INPUT MATERIAL —
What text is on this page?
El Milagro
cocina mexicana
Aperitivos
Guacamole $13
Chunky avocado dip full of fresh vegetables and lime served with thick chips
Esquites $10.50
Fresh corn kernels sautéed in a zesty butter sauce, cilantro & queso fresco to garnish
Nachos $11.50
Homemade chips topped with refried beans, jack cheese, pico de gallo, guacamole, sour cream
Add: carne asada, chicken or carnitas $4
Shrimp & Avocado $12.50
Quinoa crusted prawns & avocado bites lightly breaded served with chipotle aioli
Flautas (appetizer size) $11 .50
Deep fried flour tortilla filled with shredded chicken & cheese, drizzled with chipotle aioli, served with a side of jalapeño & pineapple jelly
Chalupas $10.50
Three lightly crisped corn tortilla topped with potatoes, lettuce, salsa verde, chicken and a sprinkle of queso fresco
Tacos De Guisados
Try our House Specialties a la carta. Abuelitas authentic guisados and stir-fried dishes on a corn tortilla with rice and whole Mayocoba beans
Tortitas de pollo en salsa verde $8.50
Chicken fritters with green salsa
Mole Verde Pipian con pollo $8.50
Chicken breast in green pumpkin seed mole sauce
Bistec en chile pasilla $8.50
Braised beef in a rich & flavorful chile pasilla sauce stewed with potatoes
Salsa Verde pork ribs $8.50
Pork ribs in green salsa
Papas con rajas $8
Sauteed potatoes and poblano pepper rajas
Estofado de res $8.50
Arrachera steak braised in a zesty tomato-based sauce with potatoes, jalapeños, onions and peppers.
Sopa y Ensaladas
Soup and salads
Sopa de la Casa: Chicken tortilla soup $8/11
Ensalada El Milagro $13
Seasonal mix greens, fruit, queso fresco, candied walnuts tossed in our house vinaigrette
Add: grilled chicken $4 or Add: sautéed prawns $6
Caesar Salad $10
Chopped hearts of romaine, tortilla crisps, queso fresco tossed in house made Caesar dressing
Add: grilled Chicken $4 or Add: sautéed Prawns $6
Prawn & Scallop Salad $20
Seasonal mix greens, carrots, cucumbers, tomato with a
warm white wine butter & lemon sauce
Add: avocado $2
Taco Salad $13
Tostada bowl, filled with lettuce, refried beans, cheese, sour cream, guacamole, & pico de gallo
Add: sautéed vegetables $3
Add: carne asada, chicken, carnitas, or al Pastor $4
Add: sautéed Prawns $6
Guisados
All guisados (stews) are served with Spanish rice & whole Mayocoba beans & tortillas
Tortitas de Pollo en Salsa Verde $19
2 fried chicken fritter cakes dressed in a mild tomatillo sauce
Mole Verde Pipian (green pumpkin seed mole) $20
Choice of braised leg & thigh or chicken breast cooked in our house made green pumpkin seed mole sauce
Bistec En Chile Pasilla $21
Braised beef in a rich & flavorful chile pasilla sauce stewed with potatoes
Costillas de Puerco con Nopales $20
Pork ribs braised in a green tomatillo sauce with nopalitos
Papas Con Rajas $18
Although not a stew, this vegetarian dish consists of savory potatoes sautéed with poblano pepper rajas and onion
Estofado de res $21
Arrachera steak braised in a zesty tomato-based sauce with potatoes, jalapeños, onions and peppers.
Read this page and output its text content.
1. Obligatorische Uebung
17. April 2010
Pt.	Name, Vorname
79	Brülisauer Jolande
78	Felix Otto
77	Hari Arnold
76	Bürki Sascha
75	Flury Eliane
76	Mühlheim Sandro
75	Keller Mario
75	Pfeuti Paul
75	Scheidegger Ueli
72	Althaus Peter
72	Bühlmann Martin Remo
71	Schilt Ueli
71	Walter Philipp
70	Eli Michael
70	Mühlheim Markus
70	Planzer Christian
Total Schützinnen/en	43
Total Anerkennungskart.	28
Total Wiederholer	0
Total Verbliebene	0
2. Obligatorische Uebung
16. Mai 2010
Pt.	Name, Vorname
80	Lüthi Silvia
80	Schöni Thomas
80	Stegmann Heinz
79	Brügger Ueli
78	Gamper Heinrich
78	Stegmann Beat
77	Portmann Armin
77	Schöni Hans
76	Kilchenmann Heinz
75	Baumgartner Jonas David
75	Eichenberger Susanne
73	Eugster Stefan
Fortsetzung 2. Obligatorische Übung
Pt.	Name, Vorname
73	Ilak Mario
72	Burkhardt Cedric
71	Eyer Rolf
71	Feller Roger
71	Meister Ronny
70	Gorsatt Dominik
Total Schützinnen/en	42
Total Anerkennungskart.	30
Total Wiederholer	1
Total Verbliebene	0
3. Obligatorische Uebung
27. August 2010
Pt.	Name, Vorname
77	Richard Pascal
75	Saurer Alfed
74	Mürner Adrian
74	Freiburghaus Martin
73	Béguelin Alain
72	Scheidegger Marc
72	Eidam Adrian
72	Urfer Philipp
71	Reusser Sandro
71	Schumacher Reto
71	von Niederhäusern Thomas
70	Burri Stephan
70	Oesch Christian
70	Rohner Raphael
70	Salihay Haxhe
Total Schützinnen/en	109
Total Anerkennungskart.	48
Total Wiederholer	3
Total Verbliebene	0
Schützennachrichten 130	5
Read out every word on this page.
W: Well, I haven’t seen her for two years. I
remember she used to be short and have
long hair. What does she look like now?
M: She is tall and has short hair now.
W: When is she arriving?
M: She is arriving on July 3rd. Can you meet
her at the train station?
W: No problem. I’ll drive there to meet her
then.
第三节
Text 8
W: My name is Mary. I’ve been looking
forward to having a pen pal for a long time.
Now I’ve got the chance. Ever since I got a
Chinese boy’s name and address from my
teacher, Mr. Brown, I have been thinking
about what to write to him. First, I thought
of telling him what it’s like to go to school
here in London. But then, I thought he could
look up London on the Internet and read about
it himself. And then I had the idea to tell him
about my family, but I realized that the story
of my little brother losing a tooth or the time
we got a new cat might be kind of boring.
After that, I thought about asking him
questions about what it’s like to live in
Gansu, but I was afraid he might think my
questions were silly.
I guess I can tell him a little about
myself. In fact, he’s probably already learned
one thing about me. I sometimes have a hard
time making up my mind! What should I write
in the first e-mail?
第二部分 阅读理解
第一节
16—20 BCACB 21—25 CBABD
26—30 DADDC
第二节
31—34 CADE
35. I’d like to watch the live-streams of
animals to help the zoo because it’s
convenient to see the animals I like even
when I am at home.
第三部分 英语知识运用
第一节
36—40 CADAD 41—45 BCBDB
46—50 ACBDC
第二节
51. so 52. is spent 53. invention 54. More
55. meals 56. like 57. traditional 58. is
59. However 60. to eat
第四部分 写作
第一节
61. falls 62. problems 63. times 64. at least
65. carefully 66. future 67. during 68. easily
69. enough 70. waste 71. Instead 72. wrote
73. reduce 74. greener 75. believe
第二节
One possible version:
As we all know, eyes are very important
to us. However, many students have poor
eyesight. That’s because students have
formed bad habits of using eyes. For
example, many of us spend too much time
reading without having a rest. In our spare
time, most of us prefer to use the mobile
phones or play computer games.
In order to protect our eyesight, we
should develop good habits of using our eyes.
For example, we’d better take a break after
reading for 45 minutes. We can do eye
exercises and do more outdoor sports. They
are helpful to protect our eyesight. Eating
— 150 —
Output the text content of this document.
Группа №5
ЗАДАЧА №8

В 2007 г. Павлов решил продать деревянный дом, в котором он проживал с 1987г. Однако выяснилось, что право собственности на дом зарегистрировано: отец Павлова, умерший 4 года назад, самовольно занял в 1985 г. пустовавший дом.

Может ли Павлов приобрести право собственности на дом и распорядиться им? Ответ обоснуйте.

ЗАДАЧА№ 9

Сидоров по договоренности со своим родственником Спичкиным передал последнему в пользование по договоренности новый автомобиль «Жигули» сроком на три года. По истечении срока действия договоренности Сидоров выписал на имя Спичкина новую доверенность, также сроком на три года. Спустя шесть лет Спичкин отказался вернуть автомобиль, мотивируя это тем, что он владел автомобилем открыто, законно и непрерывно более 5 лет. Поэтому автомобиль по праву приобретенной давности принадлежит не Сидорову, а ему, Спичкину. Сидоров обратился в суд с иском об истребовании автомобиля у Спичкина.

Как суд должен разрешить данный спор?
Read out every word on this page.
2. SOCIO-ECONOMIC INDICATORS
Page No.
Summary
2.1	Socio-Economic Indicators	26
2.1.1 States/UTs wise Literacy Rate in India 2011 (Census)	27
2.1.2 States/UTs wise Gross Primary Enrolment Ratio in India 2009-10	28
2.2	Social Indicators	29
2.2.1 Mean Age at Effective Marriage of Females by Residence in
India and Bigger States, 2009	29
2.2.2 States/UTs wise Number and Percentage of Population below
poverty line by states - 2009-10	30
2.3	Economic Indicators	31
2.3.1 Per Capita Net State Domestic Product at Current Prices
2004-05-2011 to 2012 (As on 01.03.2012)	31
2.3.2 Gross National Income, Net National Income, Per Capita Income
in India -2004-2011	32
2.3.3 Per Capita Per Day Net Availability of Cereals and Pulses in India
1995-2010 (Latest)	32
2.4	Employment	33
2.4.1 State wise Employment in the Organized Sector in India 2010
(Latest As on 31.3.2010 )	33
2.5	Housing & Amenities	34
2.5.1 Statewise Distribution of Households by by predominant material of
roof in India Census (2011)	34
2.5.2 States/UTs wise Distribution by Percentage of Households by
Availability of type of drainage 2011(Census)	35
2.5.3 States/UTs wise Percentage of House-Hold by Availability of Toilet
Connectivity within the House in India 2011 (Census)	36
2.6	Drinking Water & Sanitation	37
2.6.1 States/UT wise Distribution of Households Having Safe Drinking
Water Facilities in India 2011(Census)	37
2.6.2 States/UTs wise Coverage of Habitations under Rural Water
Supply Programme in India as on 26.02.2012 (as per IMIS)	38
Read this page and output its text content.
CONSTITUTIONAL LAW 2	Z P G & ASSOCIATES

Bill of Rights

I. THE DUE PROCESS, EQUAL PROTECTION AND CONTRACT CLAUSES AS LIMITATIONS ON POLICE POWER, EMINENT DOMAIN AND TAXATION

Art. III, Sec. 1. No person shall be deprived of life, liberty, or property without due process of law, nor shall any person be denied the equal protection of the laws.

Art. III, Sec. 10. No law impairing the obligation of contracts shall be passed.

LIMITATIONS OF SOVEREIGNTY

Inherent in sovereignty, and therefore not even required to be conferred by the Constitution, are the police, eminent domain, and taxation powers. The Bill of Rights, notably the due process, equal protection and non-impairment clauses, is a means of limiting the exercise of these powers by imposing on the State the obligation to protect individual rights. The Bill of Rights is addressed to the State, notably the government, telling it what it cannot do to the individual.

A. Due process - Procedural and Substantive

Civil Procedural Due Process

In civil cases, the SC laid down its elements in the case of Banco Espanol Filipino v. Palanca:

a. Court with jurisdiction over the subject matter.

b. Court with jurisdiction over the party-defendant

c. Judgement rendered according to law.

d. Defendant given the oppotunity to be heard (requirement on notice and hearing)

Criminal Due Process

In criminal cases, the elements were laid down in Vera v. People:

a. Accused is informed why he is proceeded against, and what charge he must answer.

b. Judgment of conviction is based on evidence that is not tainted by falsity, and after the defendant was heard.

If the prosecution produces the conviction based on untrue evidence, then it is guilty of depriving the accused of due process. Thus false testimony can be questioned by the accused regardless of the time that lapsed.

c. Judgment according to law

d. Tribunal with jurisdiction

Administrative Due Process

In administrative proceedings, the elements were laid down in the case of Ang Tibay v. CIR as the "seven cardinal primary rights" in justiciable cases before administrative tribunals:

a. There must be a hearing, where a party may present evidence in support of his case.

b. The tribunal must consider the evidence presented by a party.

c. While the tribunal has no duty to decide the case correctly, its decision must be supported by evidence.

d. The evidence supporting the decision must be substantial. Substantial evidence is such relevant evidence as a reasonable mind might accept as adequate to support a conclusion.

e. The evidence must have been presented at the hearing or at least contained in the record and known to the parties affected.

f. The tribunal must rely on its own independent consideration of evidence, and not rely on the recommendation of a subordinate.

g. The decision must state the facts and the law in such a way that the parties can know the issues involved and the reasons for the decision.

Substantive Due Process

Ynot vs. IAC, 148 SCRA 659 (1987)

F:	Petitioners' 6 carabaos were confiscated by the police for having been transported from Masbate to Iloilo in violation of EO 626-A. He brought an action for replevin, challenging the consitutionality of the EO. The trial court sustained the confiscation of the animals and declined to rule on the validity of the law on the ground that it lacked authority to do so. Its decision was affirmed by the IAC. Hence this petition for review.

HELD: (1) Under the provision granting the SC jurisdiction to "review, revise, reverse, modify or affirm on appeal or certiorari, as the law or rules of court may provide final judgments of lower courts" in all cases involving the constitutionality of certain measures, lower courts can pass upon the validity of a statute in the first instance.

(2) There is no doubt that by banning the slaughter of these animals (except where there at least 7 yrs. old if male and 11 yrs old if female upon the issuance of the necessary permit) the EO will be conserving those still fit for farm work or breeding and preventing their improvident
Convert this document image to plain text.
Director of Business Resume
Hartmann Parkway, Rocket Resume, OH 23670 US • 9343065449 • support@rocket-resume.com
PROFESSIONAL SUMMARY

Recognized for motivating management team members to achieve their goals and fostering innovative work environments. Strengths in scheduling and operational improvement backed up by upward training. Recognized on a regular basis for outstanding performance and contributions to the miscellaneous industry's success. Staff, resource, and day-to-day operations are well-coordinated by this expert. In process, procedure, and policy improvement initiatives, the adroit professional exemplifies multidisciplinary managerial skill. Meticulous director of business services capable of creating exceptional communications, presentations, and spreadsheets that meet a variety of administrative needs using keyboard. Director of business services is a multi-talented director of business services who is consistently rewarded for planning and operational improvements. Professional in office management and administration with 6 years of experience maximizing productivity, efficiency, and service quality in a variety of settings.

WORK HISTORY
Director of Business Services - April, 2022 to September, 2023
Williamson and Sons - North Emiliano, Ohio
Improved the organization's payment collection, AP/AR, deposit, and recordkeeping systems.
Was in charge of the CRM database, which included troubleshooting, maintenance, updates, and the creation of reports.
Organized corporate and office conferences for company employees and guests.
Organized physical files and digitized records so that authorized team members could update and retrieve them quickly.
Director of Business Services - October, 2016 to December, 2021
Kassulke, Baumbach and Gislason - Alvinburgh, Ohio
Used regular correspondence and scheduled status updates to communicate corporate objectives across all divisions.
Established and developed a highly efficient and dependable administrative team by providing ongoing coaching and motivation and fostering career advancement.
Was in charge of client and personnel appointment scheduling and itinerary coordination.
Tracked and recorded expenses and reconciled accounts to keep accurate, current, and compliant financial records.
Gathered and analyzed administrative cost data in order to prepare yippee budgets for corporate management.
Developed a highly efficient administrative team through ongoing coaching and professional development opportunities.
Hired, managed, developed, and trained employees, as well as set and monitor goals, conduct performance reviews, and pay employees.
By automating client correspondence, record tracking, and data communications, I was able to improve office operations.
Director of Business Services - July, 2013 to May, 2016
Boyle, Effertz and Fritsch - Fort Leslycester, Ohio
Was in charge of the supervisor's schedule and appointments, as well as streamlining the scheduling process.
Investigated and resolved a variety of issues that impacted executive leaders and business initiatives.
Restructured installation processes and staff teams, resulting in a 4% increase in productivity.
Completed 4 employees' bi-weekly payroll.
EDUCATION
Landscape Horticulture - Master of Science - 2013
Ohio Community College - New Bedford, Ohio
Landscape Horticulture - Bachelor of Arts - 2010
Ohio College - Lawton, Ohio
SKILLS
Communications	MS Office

GIVEN INSTRUCTION —
Show every line of the listing in which the string "sautéed" can be found.

REPLY —
Fresh corn kernels sautéed in a zesty butter sauce, cilantro & queso fresco to garnish
Add: grilled chicken $4 or Add: sautéed prawns $6
Add: grilled Chicken $4 or Add: sautéed Prawns $6
Add: sautéed vegetables $3
Add: sautéed Prawns $6
Although not a stew, this vegetarian dish consists of savory potatoes sautéed with poblano pepper rajas and onion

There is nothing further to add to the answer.